Work instructions
Only the pictures are left out: repeat the rest of the entries exactly.

Material provided
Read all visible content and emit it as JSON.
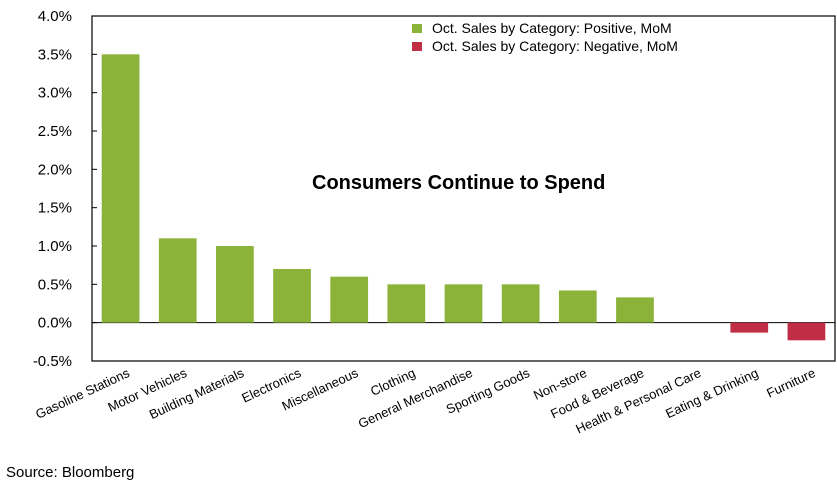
{
  "chart_data": {
    "type": "bar",
    "title": "Consumers Continue to Spend",
    "categories": [
      "Gasoline Stations",
      "Motor Vehicles",
      "Building Materials",
      "Electronics",
      "Miscellaneous",
      "Clothing",
      "General Merchandise",
      "Sporting Goods",
      "Non-store",
      "Food & Beverage",
      "Health & Personal Care",
      "Eating & Drinking",
      "Furniture"
    ],
    "values": [
      3.5,
      1.1,
      1.0,
      0.7,
      0.6,
      0.5,
      0.5,
      0.5,
      0.42,
      0.33,
      0.0,
      -0.13,
      -0.23
    ],
    "series": [
      {
        "name": "Oct. Sales by Category: Positive, MoM",
        "color": "#8bb33a"
      },
      {
        "name": "Oct. Sales by Category: Negative, MoM",
        "color": "#bf2e45"
      }
    ],
    "ylim": [
      -0.5,
      4.0
    ],
    "yticks": [
      "-0.5%",
      "0.0%",
      "0.5%",
      "1.0%",
      "1.5%",
      "2.0%",
      "2.5%",
      "3.0%",
      "3.5%",
      "4.0%"
    ],
    "grid": false,
    "legend_position": "top-right"
  },
  "source": "Source: Bloomberg"
}
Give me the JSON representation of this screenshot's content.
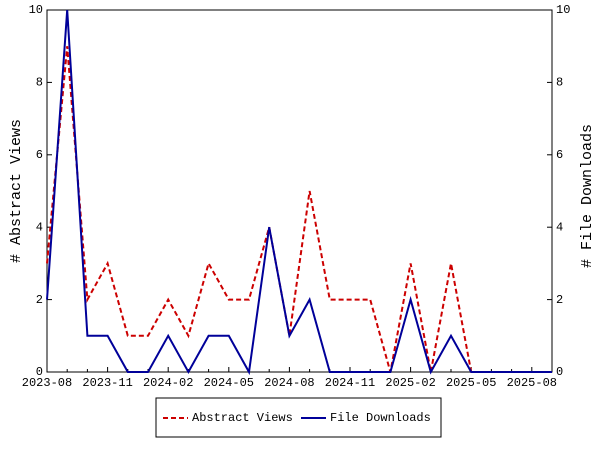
{
  "chart_data": {
    "type": "line",
    "categories": [
      "2023-08",
      null,
      null,
      "2023-11",
      null,
      null,
      "2024-02",
      null,
      null,
      "2024-05",
      null,
      null,
      "2024-08",
      null,
      null,
      "2024-11",
      null,
      null,
      "2025-02",
      null,
      null,
      "2025-05",
      null,
      null,
      "2025-08",
      null
    ],
    "ylabel": "# Abstract Views",
    "y2label": "# File Downloads",
    "ylim": [
      0,
      10
    ],
    "yticks": [
      0,
      2,
      4,
      6,
      8,
      10
    ],
    "y2lim": [
      0,
      10
    ],
    "y2ticks": [
      0,
      2,
      4,
      6,
      8,
      10
    ],
    "legend": "bottom",
    "series": [
      {
        "name": "Abstract Views",
        "color": "#cc0000",
        "dash": "dashed",
        "values": [
          3,
          9,
          2,
          3,
          1,
          1,
          2,
          1,
          3,
          2,
          2,
          4,
          1,
          5,
          2,
          2,
          2,
          0,
          3,
          0,
          3,
          0,
          0,
          0,
          0,
          0
        ]
      },
      {
        "name": "File Downloads",
        "color": "#000099",
        "axis": "y2",
        "values": [
          2,
          10,
          1,
          1,
          0,
          0,
          1,
          0,
          1,
          1,
          0,
          4,
          1,
          2,
          0,
          0,
          0,
          0,
          2,
          0,
          1,
          0,
          0,
          0,
          0,
          0
        ]
      }
    ]
  }
}
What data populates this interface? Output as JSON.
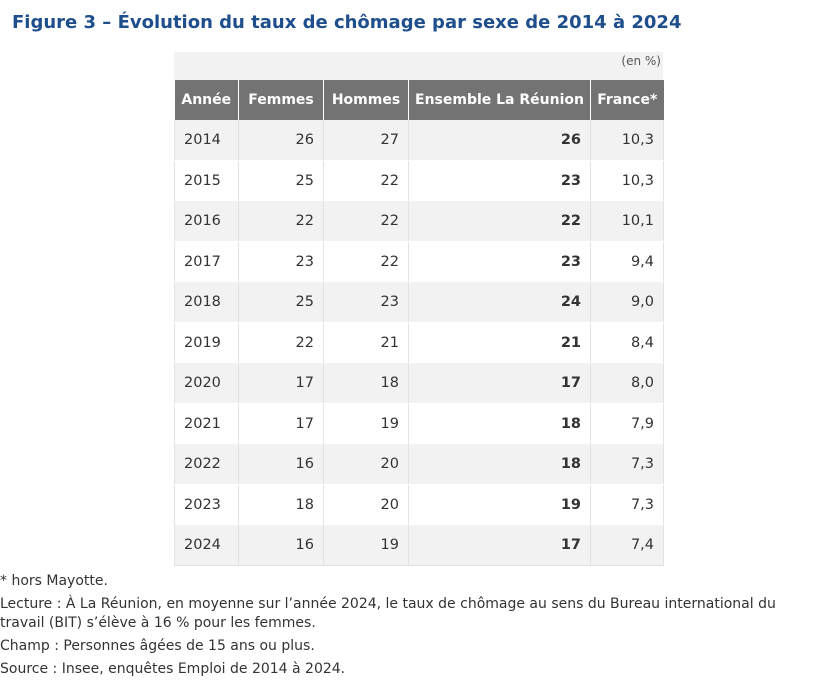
{
  "title": "Figure 3 – Évolution du taux de chômage par sexe de 2014 à 2024",
  "unit": "(en %)",
  "columns": [
    "Année",
    "Femmes",
    "Hommes",
    "Ensemble La Réunion",
    "France*"
  ],
  "rows": [
    [
      "2014",
      "26",
      "27",
      "26",
      "10,3"
    ],
    [
      "2015",
      "25",
      "22",
      "23",
      "10,3"
    ],
    [
      "2016",
      "22",
      "22",
      "22",
      "10,1"
    ],
    [
      "2017",
      "23",
      "22",
      "23",
      "9,4"
    ],
    [
      "2018",
      "25",
      "23",
      "24",
      "9,0"
    ],
    [
      "2019",
      "22",
      "21",
      "21",
      "8,4"
    ],
    [
      "2020",
      "17",
      "18",
      "17",
      "8,0"
    ],
    [
      "2021",
      "17",
      "19",
      "18",
      "7,9"
    ],
    [
      "2022",
      "16",
      "20",
      "18",
      "7,3"
    ],
    [
      "2023",
      "18",
      "20",
      "19",
      "7,3"
    ],
    [
      "2024",
      "16",
      "19",
      "17",
      "7,4"
    ]
  ],
  "notes": {
    "footnote": "* hors Mayotte.",
    "lecture": "Lecture : À La Réunion, en moyenne sur l’année 2024, le taux de chômage au sens du Bureau international du travail (BIT) s’élève à 16 % pour les femmes.",
    "champ": "Champ : Personnes âgées de 15 ans ou plus.",
    "source": "Source : Insee, enquêtes Emploi de 2014 à 2024."
  }
}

Exercise solution
Read all visible content and emit it as JSON.
{
  "chart_data": {
    "type": "bar",
    "title": "Consumers Continue to Spend",
    "categories": [
      "Gasoline Stations",
      "Motor Vehicles",
      "Building Materials",
      "Electronics",
      "Miscellaneous",
      "Clothing",
      "General Merchandise",
      "Sporting Goods",
      "Non-store",
      "Food & Beverage",
      "Health & Personal Care",
      "Eating & Drinking",
      "Furniture"
    ],
    "values": [
      3.5,
      1.1,
      1.0,
      0.7,
      0.6,
      0.5,
      0.5,
      0.5,
      0.42,
      0.33,
      0.0,
      -0.13,
      -0.23
    ],
    "series": [
      {
        "name": "Oct. Sales by Category: Positive, MoM",
        "color": "#8bb33a"
      },
      {
        "name": "Oct. Sales by Category: Negative, MoM",
        "color": "#bf2e45"
      }
    ],
    "ylim": [
      -0.5,
      4.0
    ],
    "yticks": [
      "-0.5%",
      "0.0%",
      "0.5%",
      "1.0%",
      "1.5%",
      "2.0%",
      "2.5%",
      "3.0%",
      "3.5%",
      "4.0%"
    ],
    "grid": false,
    "legend_position": "top-right"
  },
  "source": "Source: Bloomberg"
}
Give me the JSON representation of this screenshot's content.
{
  "chart_data": {
    "type": "line",
    "categories": [
      "2023-08",
      null,
      null,
      "2023-11",
      null,
      null,
      "2024-02",
      null,
      null,
      "2024-05",
      null,
      null,
      "2024-08",
      null,
      null,
      "2024-11",
      null,
      null,
      "2025-02",
      null,
      null,
      "2025-05",
      null,
      null,
      "2025-08",
      null
    ],
    "ylabel": "# Abstract Views",
    "y2label": "# File Downloads",
    "ylim": [
      0,
      10
    ],
    "yticks": [
      0,
      2,
      4,
      6,
      8,
      10
    ],
    "y2lim": [
      0,
      10
    ],
    "y2ticks": [
      0,
      2,
      4,
      6,
      8,
      10
    ],
    "legend": "bottom",
    "series": [
      {
        "name": "Abstract Views",
        "color": "#cc0000",
        "dash": "dashed",
        "values": [
          3,
          9,
          2,
          3,
          1,
          1,
          2,
          1,
          3,
          2,
          2,
          4,
          1,
          5,
          2,
          2,
          2,
          0,
          3,
          0,
          3,
          0,
          0,
          0,
          0,
          0
        ]
      },
      {
        "name": "File Downloads",
        "color": "#000099",
        "axis": "y2",
        "values": [
          2,
          10,
          1,
          1,
          0,
          0,
          1,
          0,
          1,
          1,
          0,
          4,
          1,
          2,
          0,
          0,
          0,
          0,
          2,
          0,
          1,
          0,
          0,
          0,
          0,
          0
        ]
      }
    ]
  }
}
What data populates this interface? Output as JSON.
{
  "title": "Figure 3 – Évolution du taux de chômage par sexe de 2014 à 2024",
  "unit": "(en %)",
  "columns": [
    "Année",
    "Femmes",
    "Hommes",
    "Ensemble La Réunion",
    "France*"
  ],
  "rows": [
    [
      "2014",
      "26",
      "27",
      "26",
      "10,3"
    ],
    [
      "2015",
      "25",
      "22",
      "23",
      "10,3"
    ],
    [
      "2016",
      "22",
      "22",
      "22",
      "10,1"
    ],
    [
      "2017",
      "23",
      "22",
      "23",
      "9,4"
    ],
    [
      "2018",
      "25",
      "23",
      "24",
      "9,0"
    ],
    [
      "2019",
      "22",
      "21",
      "21",
      "8,4"
    ],
    [
      "2020",
      "17",
      "18",
      "17",
      "8,0"
    ],
    [
      "2021",
      "17",
      "19",
      "18",
      "7,9"
    ],
    [
      "2022",
      "16",
      "20",
      "18",
      "7,3"
    ],
    [
      "2023",
      "18",
      "20",
      "19",
      "7,3"
    ],
    [
      "2024",
      "16",
      "19",
      "17",
      "7,4"
    ]
  ],
  "notes": {
    "footnote": "* hors Mayotte.",
    "lecture": "Lecture : À La Réunion, en moyenne sur l’année 2024, le taux de chômage au sens du Bureau international du travail (BIT) s’élève à 16 % pour les femmes.",
    "champ": "Champ : Personnes âgées de 15 ans ou plus.",
    "source": "Source : Insee, enquêtes Emploi de 2014 à 2024."
  }
}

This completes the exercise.